Problem statement: Reproduce the whole listing, character for character.

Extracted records

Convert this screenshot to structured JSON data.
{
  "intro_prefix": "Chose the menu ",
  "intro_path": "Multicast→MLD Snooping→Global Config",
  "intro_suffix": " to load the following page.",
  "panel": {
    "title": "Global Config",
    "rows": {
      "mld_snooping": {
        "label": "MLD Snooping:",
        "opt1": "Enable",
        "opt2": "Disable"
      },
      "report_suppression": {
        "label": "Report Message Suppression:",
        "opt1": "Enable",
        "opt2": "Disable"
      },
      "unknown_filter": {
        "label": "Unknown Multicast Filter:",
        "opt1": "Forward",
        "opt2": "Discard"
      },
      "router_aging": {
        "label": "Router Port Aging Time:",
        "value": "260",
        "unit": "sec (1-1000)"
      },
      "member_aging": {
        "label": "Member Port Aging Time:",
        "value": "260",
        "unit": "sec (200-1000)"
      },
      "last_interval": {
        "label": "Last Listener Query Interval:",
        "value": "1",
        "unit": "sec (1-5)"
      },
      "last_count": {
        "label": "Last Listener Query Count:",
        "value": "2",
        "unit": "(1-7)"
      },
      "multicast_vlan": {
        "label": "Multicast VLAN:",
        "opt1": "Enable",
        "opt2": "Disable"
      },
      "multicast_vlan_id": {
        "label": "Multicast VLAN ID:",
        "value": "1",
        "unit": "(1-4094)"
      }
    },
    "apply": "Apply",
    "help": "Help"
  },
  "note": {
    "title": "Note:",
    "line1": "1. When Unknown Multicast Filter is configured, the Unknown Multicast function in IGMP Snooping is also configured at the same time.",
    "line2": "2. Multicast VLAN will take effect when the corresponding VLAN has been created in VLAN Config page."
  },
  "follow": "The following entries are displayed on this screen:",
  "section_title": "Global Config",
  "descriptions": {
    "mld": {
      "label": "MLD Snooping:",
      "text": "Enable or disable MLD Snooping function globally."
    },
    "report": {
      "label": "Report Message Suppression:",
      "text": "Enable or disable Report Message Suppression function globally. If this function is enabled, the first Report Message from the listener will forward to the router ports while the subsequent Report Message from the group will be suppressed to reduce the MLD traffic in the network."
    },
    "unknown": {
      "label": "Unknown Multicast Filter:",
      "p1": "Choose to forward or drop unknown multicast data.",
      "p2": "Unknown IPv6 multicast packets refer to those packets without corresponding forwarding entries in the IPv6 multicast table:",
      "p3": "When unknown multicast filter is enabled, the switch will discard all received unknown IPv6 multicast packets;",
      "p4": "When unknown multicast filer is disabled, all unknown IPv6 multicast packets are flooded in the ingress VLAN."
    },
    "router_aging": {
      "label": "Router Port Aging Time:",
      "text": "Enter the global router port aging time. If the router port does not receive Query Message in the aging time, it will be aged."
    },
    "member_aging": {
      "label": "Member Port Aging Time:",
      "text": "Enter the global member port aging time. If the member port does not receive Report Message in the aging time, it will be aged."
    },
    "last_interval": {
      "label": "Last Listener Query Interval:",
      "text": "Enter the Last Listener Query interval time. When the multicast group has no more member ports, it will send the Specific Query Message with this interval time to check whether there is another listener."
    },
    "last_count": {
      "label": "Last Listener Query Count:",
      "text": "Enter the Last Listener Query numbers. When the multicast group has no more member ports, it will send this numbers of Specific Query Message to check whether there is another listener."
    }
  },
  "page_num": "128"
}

The completed task:
Convert this screenshot to structured JSON data.
{
  "intro_prefix": "Chose the menu ",
  "intro_path": "Multicast→MLD Snooping→Global Config",
  "intro_suffix": " to load the following page.",
  "panel": {
    "title": "Global Config",
    "rows": {
      "mld_snooping": {
        "label": "MLD Snooping:",
        "opt1": "Enable",
        "opt2": "Disable"
      },
      "report_suppression": {
        "label": "Report Message Suppression:",
        "opt1": "Enable",
        "opt2": "Disable"
      },
      "unknown_filter": {
        "label": "Unknown Multicast Filter:",
        "opt1": "Forward",
        "opt2": "Discard"
      },
      "router_aging": {
        "label": "Router Port Aging Time:",
        "value": "260",
        "unit": "sec (1-1000)"
      },
      "member_aging": {
        "label": "Member Port Aging Time:",
        "value": "260",
        "unit": "sec (200-1000)"
      },
      "last_interval": {
        "label": "Last Listener Query Interval:",
        "value": "1",
        "unit": "sec (1-5)"
      },
      "last_count": {
        "label": "Last Listener Query Count:",
        "value": "2",
        "unit": "(1-7)"
      },
      "multicast_vlan": {
        "label": "Multicast VLAN:",
        "opt1": "Enable",
        "opt2": "Disable"
      },
      "multicast_vlan_id": {
        "label": "Multicast VLAN ID:",
        "value": "1",
        "unit": "(1-4094)"
      }
    },
    "apply": "Apply",
    "help": "Help"
  },
  "note": {
    "title": "Note:",
    "line1": "1. When Unknown Multicast Filter is configured, the Unknown Multicast function in IGMP Snooping is also configured at the same time.",
    "line2": "2. Multicast VLAN will take effect when the corresponding VLAN has been created in VLAN Config page."
  },
  "follow": "The following entries are displayed on this screen:",
  "section_title": "Global Config",
  "descriptions": {
    "mld": {
      "label": "MLD Snooping:",
      "text": "Enable or disable MLD Snooping function globally."
    },
    "report": {
      "label": "Report Message Suppression:",
      "text": "Enable or disable Report Message Suppression function globally. If this function is enabled, the first Report Message from the listener will forward to the router ports while the subsequent Report Message from the group will be suppressed to reduce the MLD traffic in the network."
    },
    "unknown": {
      "label": "Unknown Multicast Filter:",
      "p1": "Choose to forward or drop unknown multicast data.",
      "p2": "Unknown IPv6 multicast packets refer to those packets without corresponding forwarding entries in the IPv6 multicast table:",
      "p3": "When unknown multicast filter is enabled, the switch will discard all received unknown IPv6 multicast packets;",
      "p4": "When unknown multicast filer is disabled, all unknown IPv6 multicast packets are flooded in the ingress VLAN."
    },
    "router_aging": {
      "label": "Router Port Aging Time:",
      "text": "Enter the global router port aging time. If the router port does not receive Query Message in the aging time, it will be aged."
    },
    "member_aging": {
      "label": "Member Port Aging Time:",
      "text": "Enter the global member port aging time. If the member port does not receive Report Message in the aging time, it will be aged."
    },
    "last_interval": {
      "label": "Last Listener Query Interval:",
      "text": "Enter the Last Listener Query interval time. When the multicast group has no more member ports, it will send the Specific Query Message with this interval time to check whether there is another listener."
    },
    "last_count": {
      "label": "Last Listener Query Count:",
      "text": "Enter the Last Listener Query numbers. When the multicast group has no more member ports, it will send this numbers of Specific Query Message to check whether there is another listener."
    }
  },
  "page_num": "128"
}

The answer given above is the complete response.